» **Goal**
Report, word for word, every line of the material that contains "looking".
### Supplied material
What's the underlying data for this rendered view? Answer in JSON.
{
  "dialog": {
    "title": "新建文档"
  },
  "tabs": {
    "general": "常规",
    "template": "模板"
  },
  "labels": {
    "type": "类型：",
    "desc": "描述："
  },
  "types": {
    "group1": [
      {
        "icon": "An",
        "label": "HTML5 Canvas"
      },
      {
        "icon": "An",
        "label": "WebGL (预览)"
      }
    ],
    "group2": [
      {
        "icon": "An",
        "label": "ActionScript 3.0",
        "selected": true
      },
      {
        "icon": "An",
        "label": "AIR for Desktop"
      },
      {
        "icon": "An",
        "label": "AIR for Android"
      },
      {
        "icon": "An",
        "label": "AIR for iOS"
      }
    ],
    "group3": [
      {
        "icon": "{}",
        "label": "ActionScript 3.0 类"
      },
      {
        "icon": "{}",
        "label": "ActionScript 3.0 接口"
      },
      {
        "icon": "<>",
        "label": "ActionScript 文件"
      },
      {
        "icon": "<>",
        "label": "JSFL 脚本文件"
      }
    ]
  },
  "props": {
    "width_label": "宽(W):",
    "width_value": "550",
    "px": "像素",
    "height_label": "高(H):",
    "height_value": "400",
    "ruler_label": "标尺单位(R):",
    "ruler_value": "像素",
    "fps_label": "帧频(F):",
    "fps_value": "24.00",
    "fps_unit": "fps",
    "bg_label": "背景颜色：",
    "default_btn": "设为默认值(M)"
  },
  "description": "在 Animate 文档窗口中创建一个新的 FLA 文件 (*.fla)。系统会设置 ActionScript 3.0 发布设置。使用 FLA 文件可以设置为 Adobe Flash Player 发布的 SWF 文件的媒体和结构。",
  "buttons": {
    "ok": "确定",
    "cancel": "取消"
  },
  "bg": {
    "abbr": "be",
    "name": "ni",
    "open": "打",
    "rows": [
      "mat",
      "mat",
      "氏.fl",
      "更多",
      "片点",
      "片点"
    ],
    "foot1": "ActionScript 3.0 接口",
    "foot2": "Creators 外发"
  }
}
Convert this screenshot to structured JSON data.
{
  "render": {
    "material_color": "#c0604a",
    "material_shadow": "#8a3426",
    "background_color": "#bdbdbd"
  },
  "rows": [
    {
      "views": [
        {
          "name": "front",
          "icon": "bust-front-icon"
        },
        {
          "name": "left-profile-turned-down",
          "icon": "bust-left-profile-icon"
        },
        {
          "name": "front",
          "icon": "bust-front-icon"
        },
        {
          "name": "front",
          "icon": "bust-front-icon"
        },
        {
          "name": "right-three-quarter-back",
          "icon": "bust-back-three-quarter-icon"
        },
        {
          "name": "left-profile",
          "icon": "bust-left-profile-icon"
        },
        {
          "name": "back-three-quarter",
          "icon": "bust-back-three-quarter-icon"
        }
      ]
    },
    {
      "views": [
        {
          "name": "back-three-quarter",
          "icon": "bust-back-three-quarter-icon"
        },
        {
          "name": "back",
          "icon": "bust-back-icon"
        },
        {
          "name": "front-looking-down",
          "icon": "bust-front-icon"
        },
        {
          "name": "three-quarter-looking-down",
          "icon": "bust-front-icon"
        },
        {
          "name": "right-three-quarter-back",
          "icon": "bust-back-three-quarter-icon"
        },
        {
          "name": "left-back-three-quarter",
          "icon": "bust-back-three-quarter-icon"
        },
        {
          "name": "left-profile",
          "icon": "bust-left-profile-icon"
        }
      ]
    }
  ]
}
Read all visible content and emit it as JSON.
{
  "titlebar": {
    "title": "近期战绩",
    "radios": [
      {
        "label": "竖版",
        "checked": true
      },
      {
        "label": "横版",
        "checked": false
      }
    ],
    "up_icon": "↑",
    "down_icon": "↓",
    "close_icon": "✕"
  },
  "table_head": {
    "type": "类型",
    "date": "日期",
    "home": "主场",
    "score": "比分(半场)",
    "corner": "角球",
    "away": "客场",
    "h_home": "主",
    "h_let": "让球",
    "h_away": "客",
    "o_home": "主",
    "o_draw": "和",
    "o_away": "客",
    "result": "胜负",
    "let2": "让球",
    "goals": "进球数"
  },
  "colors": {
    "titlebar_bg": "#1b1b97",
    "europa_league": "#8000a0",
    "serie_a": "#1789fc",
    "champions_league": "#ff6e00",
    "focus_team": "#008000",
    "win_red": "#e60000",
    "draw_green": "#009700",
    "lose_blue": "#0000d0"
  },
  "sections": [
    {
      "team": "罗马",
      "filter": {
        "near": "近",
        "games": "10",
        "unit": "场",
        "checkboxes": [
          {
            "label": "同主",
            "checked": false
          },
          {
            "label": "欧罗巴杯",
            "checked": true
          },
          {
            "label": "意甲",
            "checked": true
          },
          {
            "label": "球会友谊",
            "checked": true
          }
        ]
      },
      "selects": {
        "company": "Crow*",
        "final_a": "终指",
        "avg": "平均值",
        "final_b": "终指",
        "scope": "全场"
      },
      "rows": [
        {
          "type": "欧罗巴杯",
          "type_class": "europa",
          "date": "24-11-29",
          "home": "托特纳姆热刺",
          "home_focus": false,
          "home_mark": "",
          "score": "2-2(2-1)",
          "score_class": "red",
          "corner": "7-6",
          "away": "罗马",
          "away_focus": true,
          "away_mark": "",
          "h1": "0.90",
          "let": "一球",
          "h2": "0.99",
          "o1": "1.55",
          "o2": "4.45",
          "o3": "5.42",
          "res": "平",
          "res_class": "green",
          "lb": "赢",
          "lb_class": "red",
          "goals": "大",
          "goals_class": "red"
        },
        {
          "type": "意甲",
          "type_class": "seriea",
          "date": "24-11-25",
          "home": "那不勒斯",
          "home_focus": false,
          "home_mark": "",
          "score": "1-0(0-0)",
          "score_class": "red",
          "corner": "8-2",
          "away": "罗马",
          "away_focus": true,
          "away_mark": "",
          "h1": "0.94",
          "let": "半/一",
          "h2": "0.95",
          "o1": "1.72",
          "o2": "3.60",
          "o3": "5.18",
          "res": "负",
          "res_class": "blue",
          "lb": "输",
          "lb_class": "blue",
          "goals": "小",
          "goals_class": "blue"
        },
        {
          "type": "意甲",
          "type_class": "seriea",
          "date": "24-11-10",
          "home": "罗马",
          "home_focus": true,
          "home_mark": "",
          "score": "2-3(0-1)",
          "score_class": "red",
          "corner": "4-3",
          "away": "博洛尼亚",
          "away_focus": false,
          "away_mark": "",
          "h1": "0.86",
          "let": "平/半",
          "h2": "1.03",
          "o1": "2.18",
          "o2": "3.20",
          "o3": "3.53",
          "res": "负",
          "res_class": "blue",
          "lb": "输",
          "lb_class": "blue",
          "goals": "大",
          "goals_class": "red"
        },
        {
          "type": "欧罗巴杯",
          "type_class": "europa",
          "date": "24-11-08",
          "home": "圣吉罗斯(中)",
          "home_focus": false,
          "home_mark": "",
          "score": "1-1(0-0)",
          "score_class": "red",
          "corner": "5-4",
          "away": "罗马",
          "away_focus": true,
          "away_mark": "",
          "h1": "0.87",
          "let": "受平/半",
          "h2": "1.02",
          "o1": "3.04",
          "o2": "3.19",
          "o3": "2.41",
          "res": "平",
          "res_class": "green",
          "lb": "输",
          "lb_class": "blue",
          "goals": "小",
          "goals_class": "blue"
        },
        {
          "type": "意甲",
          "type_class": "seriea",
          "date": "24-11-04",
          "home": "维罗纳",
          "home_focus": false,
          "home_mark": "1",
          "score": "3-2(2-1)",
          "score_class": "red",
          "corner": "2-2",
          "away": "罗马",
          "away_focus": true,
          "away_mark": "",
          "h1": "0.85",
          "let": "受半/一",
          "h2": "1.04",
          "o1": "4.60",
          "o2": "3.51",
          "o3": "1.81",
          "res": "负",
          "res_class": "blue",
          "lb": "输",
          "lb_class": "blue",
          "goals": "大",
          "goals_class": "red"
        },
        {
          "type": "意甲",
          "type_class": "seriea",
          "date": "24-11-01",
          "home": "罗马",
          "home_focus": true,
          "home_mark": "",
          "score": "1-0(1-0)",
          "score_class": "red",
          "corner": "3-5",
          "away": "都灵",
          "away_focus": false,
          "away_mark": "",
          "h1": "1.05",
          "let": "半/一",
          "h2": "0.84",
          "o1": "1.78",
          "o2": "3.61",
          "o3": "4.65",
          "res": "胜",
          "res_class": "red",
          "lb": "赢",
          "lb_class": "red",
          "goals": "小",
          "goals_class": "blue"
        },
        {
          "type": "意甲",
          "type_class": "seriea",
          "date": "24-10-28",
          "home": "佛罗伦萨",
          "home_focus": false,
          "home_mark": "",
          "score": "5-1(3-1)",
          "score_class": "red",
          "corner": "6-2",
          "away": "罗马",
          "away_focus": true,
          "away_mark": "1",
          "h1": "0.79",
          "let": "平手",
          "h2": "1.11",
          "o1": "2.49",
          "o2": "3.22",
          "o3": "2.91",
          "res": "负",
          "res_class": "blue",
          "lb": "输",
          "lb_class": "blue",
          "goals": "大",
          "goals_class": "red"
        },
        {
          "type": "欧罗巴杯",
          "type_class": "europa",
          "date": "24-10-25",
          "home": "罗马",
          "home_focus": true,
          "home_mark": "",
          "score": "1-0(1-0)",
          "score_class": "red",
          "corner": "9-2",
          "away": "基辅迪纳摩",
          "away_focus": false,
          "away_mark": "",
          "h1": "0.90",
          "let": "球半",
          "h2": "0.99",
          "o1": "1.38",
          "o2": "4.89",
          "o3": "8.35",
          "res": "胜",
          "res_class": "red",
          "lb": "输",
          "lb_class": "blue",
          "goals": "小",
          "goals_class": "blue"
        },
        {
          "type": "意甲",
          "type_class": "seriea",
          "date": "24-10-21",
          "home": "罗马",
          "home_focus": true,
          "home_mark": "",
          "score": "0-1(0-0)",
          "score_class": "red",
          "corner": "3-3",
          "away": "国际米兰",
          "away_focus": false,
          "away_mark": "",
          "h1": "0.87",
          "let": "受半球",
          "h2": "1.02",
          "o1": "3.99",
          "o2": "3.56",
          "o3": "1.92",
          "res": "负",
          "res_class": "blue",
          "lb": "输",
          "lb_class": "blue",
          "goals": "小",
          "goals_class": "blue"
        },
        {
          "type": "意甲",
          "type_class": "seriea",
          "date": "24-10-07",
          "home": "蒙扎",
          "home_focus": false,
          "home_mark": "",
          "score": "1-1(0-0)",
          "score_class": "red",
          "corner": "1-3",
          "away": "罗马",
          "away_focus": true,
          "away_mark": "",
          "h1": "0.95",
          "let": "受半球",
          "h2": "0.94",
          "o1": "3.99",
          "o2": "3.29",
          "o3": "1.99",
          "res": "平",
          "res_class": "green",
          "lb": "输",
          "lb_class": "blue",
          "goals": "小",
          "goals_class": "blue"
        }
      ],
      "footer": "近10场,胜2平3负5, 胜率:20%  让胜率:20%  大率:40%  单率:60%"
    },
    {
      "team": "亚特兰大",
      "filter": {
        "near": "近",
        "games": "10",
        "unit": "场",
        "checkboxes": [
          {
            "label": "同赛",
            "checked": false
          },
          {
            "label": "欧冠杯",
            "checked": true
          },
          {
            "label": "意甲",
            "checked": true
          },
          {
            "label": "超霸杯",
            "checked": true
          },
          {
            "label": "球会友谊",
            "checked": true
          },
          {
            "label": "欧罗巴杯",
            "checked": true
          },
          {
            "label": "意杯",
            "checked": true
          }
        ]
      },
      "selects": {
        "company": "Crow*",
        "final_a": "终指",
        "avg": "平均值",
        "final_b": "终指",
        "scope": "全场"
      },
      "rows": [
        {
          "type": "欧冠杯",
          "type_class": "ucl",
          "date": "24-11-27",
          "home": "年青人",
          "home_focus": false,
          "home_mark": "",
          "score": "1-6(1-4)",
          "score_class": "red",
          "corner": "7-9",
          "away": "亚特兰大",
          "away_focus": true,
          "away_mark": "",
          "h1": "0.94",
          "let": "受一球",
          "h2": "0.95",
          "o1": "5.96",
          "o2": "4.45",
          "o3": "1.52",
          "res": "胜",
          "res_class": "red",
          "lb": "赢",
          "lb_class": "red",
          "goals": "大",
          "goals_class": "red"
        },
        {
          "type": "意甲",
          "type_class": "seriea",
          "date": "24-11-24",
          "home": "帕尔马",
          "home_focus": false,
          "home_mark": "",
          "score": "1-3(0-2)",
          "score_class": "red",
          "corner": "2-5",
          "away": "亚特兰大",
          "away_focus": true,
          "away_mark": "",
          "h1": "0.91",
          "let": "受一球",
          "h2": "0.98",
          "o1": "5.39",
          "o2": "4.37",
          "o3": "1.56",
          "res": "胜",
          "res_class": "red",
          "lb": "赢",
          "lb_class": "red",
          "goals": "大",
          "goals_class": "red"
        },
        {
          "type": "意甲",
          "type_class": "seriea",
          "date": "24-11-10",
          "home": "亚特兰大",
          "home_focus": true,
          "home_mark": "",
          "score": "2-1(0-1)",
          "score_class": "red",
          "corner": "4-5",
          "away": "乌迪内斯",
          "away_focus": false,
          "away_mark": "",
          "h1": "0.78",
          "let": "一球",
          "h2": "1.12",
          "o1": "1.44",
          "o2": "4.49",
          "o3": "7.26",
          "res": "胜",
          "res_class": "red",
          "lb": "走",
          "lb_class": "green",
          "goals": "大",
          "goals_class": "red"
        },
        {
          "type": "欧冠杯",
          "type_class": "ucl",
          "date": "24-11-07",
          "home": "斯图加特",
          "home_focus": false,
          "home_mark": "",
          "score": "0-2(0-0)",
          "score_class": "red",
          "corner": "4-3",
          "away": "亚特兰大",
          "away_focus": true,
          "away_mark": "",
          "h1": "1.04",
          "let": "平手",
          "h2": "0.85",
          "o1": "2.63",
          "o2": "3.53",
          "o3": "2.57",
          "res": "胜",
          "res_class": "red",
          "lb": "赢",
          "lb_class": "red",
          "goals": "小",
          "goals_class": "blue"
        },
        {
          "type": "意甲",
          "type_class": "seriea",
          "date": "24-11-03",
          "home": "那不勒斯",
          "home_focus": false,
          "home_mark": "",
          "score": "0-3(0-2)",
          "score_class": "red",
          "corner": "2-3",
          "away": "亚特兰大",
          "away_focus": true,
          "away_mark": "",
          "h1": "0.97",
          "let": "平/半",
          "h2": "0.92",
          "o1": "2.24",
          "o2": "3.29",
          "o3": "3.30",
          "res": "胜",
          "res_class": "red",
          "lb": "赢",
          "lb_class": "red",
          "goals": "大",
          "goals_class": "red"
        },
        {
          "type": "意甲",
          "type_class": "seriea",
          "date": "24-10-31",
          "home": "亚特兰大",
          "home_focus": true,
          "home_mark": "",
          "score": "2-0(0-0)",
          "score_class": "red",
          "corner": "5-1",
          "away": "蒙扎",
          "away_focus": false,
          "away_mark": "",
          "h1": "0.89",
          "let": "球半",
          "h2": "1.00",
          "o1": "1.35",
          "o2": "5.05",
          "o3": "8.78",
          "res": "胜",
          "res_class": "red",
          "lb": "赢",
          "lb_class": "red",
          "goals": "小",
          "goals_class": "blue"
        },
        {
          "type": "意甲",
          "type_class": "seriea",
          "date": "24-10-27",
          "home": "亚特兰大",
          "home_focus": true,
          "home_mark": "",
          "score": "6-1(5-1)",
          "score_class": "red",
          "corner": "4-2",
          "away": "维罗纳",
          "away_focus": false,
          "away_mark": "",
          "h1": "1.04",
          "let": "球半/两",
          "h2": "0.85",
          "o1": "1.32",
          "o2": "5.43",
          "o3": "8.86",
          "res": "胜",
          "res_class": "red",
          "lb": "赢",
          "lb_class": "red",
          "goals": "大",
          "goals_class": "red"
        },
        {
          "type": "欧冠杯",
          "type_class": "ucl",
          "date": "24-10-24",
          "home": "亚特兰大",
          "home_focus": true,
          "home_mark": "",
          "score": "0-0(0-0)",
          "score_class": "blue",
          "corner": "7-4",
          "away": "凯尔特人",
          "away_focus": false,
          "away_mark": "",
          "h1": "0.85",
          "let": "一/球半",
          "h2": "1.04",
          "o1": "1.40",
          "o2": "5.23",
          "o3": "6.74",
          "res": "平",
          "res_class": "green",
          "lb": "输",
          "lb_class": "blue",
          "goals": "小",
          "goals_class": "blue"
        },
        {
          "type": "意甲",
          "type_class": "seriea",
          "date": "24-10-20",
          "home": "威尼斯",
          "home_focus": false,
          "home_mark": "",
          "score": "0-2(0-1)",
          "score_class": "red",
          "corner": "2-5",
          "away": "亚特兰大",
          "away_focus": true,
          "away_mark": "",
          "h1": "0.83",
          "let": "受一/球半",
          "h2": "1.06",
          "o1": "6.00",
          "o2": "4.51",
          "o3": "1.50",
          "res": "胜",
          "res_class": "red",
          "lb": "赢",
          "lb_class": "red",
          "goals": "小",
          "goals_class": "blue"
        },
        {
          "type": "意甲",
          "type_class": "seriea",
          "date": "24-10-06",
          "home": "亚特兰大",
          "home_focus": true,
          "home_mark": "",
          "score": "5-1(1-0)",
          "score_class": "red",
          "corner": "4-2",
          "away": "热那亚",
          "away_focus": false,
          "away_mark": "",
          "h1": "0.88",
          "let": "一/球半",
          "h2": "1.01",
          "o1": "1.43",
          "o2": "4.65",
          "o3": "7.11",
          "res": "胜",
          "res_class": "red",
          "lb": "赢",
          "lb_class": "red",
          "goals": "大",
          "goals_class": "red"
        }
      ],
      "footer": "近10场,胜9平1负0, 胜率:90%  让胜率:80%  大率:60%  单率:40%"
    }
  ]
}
######
» **The result**
          "name": "front-looking-down",
          "name": "three-quarter-looking-down",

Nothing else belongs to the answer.